Would you transcribe the whole listing exactly, minus its pictures?

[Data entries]
◆ ◆ ◆ ◆

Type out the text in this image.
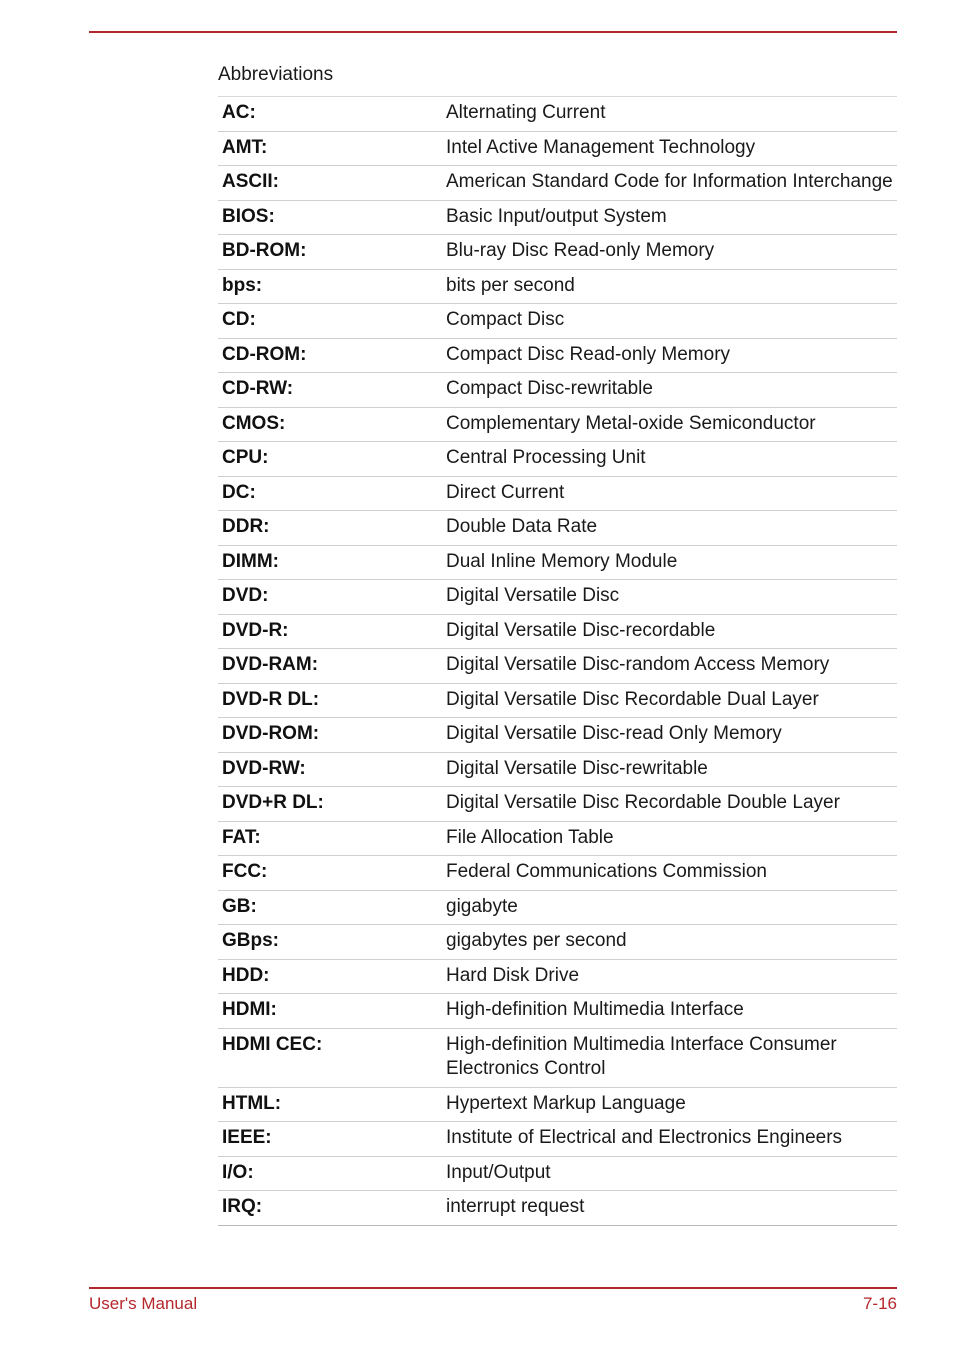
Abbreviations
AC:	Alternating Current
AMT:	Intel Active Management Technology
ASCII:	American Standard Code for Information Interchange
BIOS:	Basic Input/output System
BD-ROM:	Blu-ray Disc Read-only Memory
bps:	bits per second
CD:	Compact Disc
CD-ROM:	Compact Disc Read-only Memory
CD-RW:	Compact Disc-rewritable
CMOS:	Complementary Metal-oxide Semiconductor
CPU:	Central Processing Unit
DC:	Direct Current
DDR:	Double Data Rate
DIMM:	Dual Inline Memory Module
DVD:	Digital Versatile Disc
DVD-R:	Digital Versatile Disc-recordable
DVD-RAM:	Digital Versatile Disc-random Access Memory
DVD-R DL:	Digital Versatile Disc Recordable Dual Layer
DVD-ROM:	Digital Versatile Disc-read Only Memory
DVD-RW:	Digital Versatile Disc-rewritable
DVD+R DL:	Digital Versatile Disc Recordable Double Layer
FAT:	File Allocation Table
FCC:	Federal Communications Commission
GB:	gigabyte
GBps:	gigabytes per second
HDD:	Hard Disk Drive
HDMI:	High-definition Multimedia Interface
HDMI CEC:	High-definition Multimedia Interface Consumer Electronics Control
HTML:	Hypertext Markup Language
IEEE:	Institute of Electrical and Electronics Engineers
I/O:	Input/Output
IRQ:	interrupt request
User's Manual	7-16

◆ ◆ ◆ ◆

## [RESULT OF THIS EXERCISE]
Type out the text in this image.
Abbreviations
AC:	Alternating Current
AMT:	Intel Active Management Technology
ASCII:	American Standard Code for Information Interchange
BIOS:	Basic Input/output System
BD-ROM:	Blu-ray Disc Read-only Memory
bps:	bits per second
CD:	Compact Disc
CD-ROM:	Compact Disc Read-only Memory
CD-RW:	Compact Disc-rewritable
CMOS:	Complementary Metal-oxide Semiconductor
CPU:	Central Processing Unit
DC:	Direct Current
DDR:	Double Data Rate
DIMM:	Dual Inline Memory Module
DVD:	Digital Versatile Disc
DVD-R:	Digital Versatile Disc-recordable
DVD-RAM:	Digital Versatile Disc-random Access Memory
DVD-R DL:	Digital Versatile Disc Recordable Dual Layer
DVD-ROM:	Digital Versatile Disc-read Only Memory
DVD-RW:	Digital Versatile Disc-rewritable
DVD+R DL:	Digital Versatile Disc Recordable Double Layer
FAT:	File Allocation Table
FCC:	Federal Communications Commission
GB:	gigabyte
GBps:	gigabytes per second
HDD:	Hard Disk Drive
HDMI:	High-definition Multimedia Interface
HDMI CEC:	High-definition Multimedia Interface Consumer Electronics Control
HTML:	Hypertext Markup Language
IEEE:	Institute of Electrical and Electronics Engineers
I/O:	Input/Output
IRQ:	interrupt request
User's Manual	7-16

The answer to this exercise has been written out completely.